_WORK TO DO_:
Copy the data that follows exactly. Include no pictures.
↓↓↓
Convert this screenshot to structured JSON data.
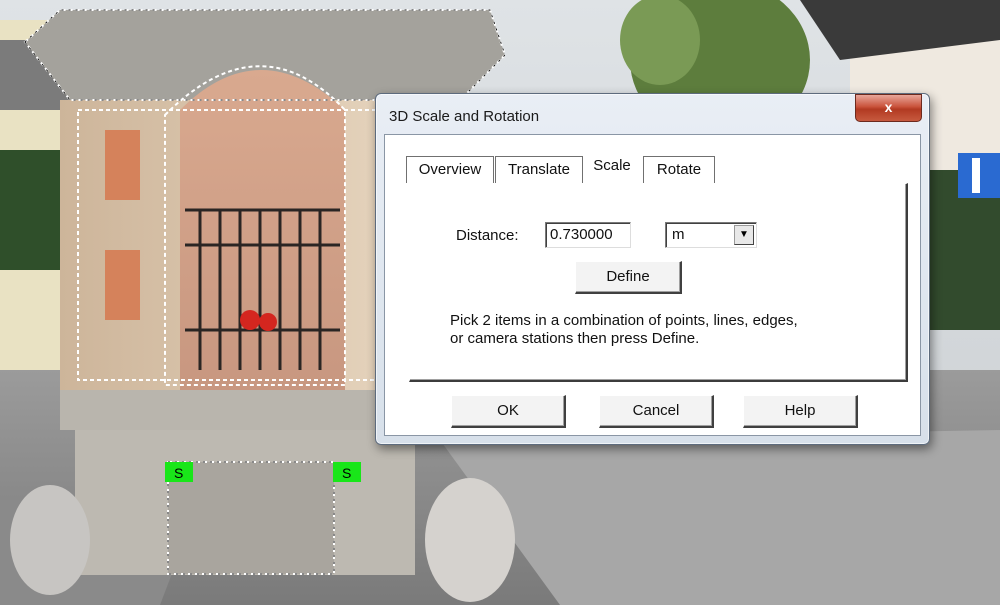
{
  "dialog": {
    "title": "3D Scale and Rotation",
    "close_icon": "close-icon",
    "close_glyph": "x",
    "tabs": [
      {
        "label": "Overview",
        "active": false
      },
      {
        "label": "Translate",
        "active": false
      },
      {
        "label": "Scale",
        "active": true
      },
      {
        "label": "Rotate",
        "active": false
      }
    ],
    "distance_label": "Distance:",
    "distance_value": "0.730000",
    "unit_value": "m",
    "dropdown_icon": "chevron-down-icon",
    "define_label": "Define",
    "hint_line1": "Pick 2 items in a combination of points, lines, edges,",
    "hint_line2": "or camera stations then press Define.",
    "ok_label": "OK",
    "cancel_label": "Cancel",
    "help_label": "Help"
  },
  "photo": {
    "marker_left": "S",
    "marker_right": "S",
    "marker_color": "#19e619"
  }
}
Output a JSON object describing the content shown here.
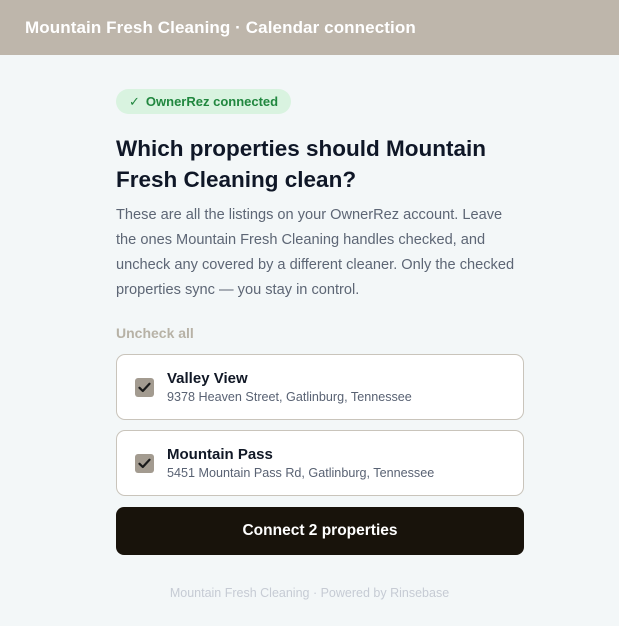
↑↑↑
_TASK RESPONSE_:
Convert this screenshot to structured JSON data.
{
  "dialog": {
    "title": "3D Scale and Rotation",
    "close_icon": "close-icon",
    "close_glyph": "x",
    "tabs": [
      {
        "label": "Overview",
        "active": false
      },
      {
        "label": "Translate",
        "active": false
      },
      {
        "label": "Scale",
        "active": true
      },
      {
        "label": "Rotate",
        "active": false
      }
    ],
    "distance_label": "Distance:",
    "distance_value": "0.730000",
    "unit_value": "m",
    "dropdown_icon": "chevron-down-icon",
    "define_label": "Define",
    "hint_line1": "Pick 2 items in a combination of points, lines, edges,",
    "hint_line2": "or camera stations then press Define.",
    "ok_label": "OK",
    "cancel_label": "Cancel",
    "help_label": "Help"
  },
  "photo": {
    "marker_left": "S",
    "marker_right": "S",
    "marker_color": "#19e619"
  }
}
Output a JSON object describing the content shown here.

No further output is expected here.